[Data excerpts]
»»

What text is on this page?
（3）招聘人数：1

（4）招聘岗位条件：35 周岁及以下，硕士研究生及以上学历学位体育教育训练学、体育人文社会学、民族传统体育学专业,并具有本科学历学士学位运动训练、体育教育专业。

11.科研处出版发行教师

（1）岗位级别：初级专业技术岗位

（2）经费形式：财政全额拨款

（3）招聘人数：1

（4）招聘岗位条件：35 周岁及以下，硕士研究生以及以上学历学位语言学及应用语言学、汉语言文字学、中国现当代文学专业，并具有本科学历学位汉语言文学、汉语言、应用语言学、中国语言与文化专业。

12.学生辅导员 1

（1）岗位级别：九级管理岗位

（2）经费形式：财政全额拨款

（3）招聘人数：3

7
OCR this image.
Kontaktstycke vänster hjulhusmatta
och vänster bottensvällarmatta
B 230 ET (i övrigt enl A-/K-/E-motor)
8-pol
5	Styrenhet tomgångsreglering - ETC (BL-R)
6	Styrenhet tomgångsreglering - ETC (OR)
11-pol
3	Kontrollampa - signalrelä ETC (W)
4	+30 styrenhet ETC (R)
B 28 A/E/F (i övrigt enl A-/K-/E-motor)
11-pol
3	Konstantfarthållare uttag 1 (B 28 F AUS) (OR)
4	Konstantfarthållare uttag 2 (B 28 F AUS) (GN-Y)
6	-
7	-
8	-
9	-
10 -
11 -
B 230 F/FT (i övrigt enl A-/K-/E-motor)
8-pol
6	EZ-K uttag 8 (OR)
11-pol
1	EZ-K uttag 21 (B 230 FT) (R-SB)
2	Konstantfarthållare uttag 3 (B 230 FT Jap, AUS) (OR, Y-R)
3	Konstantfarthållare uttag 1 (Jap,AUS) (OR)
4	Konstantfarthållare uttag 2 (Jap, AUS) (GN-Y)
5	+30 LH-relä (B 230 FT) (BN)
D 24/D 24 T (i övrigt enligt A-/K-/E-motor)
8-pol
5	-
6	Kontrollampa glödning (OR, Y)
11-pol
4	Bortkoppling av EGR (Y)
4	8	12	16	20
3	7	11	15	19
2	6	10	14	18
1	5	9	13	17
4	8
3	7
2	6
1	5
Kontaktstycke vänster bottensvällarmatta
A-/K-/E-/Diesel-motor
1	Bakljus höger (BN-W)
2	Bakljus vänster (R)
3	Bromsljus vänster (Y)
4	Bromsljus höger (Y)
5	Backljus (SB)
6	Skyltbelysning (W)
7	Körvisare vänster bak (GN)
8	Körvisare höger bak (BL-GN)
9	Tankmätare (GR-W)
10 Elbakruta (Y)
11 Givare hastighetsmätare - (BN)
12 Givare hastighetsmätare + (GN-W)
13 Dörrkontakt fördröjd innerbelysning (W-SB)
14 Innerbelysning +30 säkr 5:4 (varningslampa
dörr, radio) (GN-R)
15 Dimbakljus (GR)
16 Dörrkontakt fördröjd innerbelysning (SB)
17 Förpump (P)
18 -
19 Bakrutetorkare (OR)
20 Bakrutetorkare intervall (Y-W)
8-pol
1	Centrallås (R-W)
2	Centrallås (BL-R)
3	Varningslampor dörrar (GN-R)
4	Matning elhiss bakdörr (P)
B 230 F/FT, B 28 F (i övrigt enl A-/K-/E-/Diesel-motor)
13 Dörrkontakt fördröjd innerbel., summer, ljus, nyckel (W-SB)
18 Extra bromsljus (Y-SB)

««

• **Exercise brief**: Every record above should be output exactly.

• **Response**:
What text is on this page?
（3）招聘人数：1

（4）招聘岗位条件：35 周岁及以下，硕士研究生及以上学历学位体育教育训练学、体育人文社会学、民族传统体育学专业,并具有本科学历学士学位运动训练、体育教育专业。

11.科研处出版发行教师

（1）岗位级别：初级专业技术岗位

（2）经费形式：财政全额拨款

（3）招聘人数：1

（4）招聘岗位条件：35 周岁及以下，硕士研究生以及以上学历学位语言学及应用语言学、汉语言文字学、中国现当代文学专业，并具有本科学历学位汉语言文学、汉语言、应用语言学、中国语言与文化专业。

12.学生辅导员 1

（1）岗位级别：九级管理岗位

（2）经费形式：财政全额拨款

（3）招聘人数：3

7
OCR this image.
Kontaktstycke vänster hjulhusmatta
och vänster bottensvällarmatta
B 230 ET (i övrigt enl A-/K-/E-motor)
8-pol
5	Styrenhet tomgångsreglering - ETC (BL-R)
6	Styrenhet tomgångsreglering - ETC (OR)
11-pol
3	Kontrollampa - signalrelä ETC (W)
4	+30 styrenhet ETC (R)
B 28 A/E/F (i övrigt enl A-/K-/E-motor)
11-pol
3	Konstantfarthållare uttag 1 (B 28 F AUS) (OR)
4	Konstantfarthållare uttag 2 (B 28 F AUS) (GN-Y)
6	-
7	-
8	-
9	-
10 -
11 -
B 230 F/FT (i övrigt enl A-/K-/E-motor)
8-pol
6	EZ-K uttag 8 (OR)
11-pol
1	EZ-K uttag 21 (B 230 FT) (R-SB)
2	Konstantfarthållare uttag 3 (B 230 FT Jap, AUS) (OR, Y-R)
3	Konstantfarthållare uttag 1 (Jap,AUS) (OR)
4	Konstantfarthållare uttag 2 (Jap, AUS) (GN-Y)
5	+30 LH-relä (B 230 FT) (BN)
D 24/D 24 T (i övrigt enligt A-/K-/E-motor)
8-pol
5	-
6	Kontrollampa glödning (OR, Y)
11-pol
4	Bortkoppling av EGR (Y)
4	8	12	16	20
3	7	11	15	19
2	6	10	14	18
1	5	9	13	17
4	8
3	7
2	6
1	5
Kontaktstycke vänster bottensvällarmatta
A-/K-/E-/Diesel-motor
1	Bakljus höger (BN-W)
2	Bakljus vänster (R)
3	Bromsljus vänster (Y)
4	Bromsljus höger (Y)
5	Backljus (SB)
6	Skyltbelysning (W)
7	Körvisare vänster bak (GN)
8	Körvisare höger bak (BL-GN)
9	Tankmätare (GR-W)
10 Elbakruta (Y)
11 Givare hastighetsmätare - (BN)
12 Givare hastighetsmätare + (GN-W)
13 Dörrkontakt fördröjd innerbelysning (W-SB)
14 Innerbelysning +30 säkr 5:4 (varningslampa
dörr, radio) (GN-R)
15 Dimbakljus (GR)
16 Dörrkontakt fördröjd innerbelysning (SB)
17 Förpump (P)
18 -
19 Bakrutetorkare (OR)
20 Bakrutetorkare intervall (Y-W)
8-pol
1	Centrallås (R-W)
2	Centrallås (BL-R)
3	Varningslampor dörrar (GN-R)
4	Matning elhiss bakdörr (P)
B 230 F/FT, B 28 F (i övrigt enl A-/K-/E-/Diesel-motor)
13 Dörrkontakt fördröjd innerbel., summer, ljus, nyckel (W-SB)
18 Extra bromsljus (Y-SB)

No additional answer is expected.